- **TASK DESCRIPTION**
Render the following material again verbatim, leaving nothing out.

- **DATASET RECORDS**
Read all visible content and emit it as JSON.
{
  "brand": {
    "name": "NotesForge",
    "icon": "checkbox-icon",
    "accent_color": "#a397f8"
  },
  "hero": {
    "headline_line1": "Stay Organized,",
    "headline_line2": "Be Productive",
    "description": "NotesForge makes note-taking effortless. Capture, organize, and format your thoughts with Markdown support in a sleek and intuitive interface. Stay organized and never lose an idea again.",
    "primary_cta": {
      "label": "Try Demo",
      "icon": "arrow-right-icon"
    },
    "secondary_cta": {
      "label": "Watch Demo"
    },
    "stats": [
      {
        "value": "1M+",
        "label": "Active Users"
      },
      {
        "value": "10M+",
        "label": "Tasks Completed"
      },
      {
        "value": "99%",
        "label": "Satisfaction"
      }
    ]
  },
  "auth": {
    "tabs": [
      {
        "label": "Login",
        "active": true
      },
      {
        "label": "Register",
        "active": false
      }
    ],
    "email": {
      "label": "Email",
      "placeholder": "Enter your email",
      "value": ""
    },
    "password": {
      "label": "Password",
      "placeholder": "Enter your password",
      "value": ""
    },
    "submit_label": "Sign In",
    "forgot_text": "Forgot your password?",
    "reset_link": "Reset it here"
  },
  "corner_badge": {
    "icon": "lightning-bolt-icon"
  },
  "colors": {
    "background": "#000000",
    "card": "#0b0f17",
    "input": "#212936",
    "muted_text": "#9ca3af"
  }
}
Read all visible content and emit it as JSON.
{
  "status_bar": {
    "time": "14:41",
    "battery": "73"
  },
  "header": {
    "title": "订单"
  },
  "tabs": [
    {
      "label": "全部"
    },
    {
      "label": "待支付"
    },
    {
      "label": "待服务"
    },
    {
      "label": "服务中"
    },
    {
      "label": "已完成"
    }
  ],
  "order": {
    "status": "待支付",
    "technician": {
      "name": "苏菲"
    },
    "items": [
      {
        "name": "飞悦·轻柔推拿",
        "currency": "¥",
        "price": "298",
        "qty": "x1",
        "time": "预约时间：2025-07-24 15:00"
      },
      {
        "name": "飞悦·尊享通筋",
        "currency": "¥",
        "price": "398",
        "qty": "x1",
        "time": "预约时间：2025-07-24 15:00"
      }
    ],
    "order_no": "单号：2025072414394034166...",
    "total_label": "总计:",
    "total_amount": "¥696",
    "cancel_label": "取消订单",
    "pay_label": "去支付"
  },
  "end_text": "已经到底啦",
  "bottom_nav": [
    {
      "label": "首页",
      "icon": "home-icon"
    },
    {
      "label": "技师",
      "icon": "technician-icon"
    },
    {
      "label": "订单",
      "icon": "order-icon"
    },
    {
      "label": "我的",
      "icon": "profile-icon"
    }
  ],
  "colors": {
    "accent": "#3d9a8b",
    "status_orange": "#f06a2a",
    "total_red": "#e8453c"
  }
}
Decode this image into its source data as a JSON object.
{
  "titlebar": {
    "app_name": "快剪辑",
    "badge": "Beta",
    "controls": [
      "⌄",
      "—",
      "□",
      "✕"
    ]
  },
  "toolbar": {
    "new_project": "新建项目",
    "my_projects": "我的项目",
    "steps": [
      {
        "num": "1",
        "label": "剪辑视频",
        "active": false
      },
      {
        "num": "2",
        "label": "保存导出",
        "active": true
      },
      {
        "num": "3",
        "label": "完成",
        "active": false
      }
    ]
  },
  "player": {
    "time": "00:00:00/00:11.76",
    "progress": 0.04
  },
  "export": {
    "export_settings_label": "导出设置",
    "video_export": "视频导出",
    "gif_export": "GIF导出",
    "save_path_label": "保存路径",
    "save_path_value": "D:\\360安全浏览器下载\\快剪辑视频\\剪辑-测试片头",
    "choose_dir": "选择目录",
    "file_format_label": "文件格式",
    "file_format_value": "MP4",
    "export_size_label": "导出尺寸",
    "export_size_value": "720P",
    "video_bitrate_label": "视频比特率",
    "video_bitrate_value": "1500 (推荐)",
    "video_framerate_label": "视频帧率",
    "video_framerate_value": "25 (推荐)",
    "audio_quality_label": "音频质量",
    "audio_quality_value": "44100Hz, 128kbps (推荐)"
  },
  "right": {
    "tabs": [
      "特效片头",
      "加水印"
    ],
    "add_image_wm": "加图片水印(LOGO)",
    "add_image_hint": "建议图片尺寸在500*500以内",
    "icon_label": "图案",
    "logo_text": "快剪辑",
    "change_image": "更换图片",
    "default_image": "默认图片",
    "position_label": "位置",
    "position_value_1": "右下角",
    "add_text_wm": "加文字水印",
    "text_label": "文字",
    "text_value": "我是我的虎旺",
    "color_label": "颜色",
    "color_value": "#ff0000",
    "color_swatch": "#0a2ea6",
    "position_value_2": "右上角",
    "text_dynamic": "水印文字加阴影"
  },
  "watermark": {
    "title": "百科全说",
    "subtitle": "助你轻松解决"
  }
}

- **SOLUTION TO THE PROBLEM**
Read all visible content and emit it as JSON.
{
  "brand": {
    "name": "NotesForge",
    "icon": "checkbox-icon",
    "accent_color": "#a397f8"
  },
  "hero": {
    "headline_line1": "Stay Organized,",
    "headline_line2": "Be Productive",
    "description": "NotesForge makes note-taking effortless. Capture, organize, and format your thoughts with Markdown support in a sleek and intuitive interface. Stay organized and never lose an idea again.",
    "primary_cta": {
      "label": "Try Demo",
      "icon": "arrow-right-icon"
    },
    "secondary_cta": {
      "label": "Watch Demo"
    },
    "stats": [
      {
        "value": "1M+",
        "label": "Active Users"
      },
      {
        "value": "10M+",
        "label": "Tasks Completed"
      },
      {
        "value": "99%",
        "label": "Satisfaction"
      }
    ]
  },
  "auth": {
    "tabs": [
      {
        "label": "Login",
        "active": true
      },
      {
        "label": "Register",
        "active": false
      }
    ],
    "email": {
      "label": "Email",
      "placeholder": "Enter your email",
      "value": ""
    },
    "password": {
      "label": "Password",
      "placeholder": "Enter your password",
      "value": ""
    },
    "submit_label": "Sign In",
    "forgot_text": "Forgot your password?",
    "reset_link": "Reset it here"
  },
  "corner_badge": {
    "icon": "lightning-bolt-icon"
  },
  "colors": {
    "background": "#000000",
    "card": "#0b0f17",
    "input": "#212936",
    "muted_text": "#9ca3af"
  }
}
Read all visible content and emit it as JSON.
{
  "status_bar": {
    "time": "14:41",
    "battery": "73"
  },
  "header": {
    "title": "订单"
  },
  "tabs": [
    {
      "label": "全部"
    },
    {
      "label": "待支付"
    },
    {
      "label": "待服务"
    },
    {
      "label": "服务中"
    },
    {
      "label": "已完成"
    }
  ],
  "order": {
    "status": "待支付",
    "technician": {
      "name": "苏菲"
    },
    "items": [
      {
        "name": "飞悦·轻柔推拿",
        "currency": "¥",
        "price": "298",
        "qty": "x1",
        "time": "预约时间：2025-07-24 15:00"
      },
      {
        "name": "飞悦·尊享通筋",
        "currency": "¥",
        "price": "398",
        "qty": "x1",
        "time": "预约时间：2025-07-24 15:00"
      }
    ],
    "order_no": "单号：2025072414394034166...",
    "total_label": "总计:",
    "total_amount": "¥696",
    "cancel_label": "取消订单",
    "pay_label": "去支付"
  },
  "end_text": "已经到底啦",
  "bottom_nav": [
    {
      "label": "首页",
      "icon": "home-icon"
    },
    {
      "label": "技师",
      "icon": "technician-icon"
    },
    {
      "label": "订单",
      "icon": "order-icon"
    },
    {
      "label": "我的",
      "icon": "profile-icon"
    }
  ],
  "colors": {
    "accent": "#3d9a8b",
    "status_orange": "#f06a2a",
    "total_red": "#e8453c"
  }
}
Decode this image into its source data as a JSON object.
{
  "titlebar": {
    "app_name": "快剪辑",
    "badge": "Beta",
    "controls": [
      "⌄",
      "—",
      "□",
      "✕"
    ]
  },
  "toolbar": {
    "new_project": "新建项目",
    "my_projects": "我的项目",
    "steps": [
      {
        "num": "1",
        "label": "剪辑视频",
        "active": false
      },
      {
        "num": "2",
        "label": "保存导出",
        "active": true
      },
      {
        "num": "3",
        "label": "完成",
        "active": false
      }
    ]
  },
  "player": {
    "time": "00:00:00/00:11.76",
    "progress": 0.04
  },
  "export": {
    "export_settings_label": "导出设置",
    "video_export": "视频导出",
    "gif_export": "GIF导出",
    "save_path_label": "保存路径",
    "save_path_value": "D:\\360安全浏览器下载\\快剪辑视频\\剪辑-测试片头",
    "choose_dir": "选择目录",
    "file_format_label": "文件格式",
    "file_format_value": "MP4",
    "export_size_label": "导出尺寸",
    "export_size_value": "720P",
    "video_bitrate_label": "视频比特率",
    "video_bitrate_value": "1500 (推荐)",
    "video_framerate_label": "视频帧率",
    "video_framerate_value": "25 (推荐)",
    "audio_quality_label": "音频质量",
    "audio_quality_value": "44100Hz, 128kbps (推荐)"
  },
  "right": {
    "tabs": [
      "特效片头",
      "加水印"
    ],
    "add_image_wm": "加图片水印(LOGO)",
    "add_image_hint": "建议图片尺寸在500*500以内",
    "icon_label": "图案",
    "logo_text": "快剪辑",
    "change_image": "更换图片",
    "default_image": "默认图片",
    "position_label": "位置",
    "position_value_1": "右下角",
    "add_text_wm": "加文字水印",
    "text_label": "文字",
    "text_value": "我是我的虎旺",
    "color_label": "颜色",
    "color_value": "#ff0000",
    "color_swatch": "#0a2ea6",
    "position_value_2": "右上角",
    "text_dynamic": "水印文字加阴影"
  },
  "watermark": {
    "title": "百科全说",
    "subtitle": "助你轻松解决"
  }
}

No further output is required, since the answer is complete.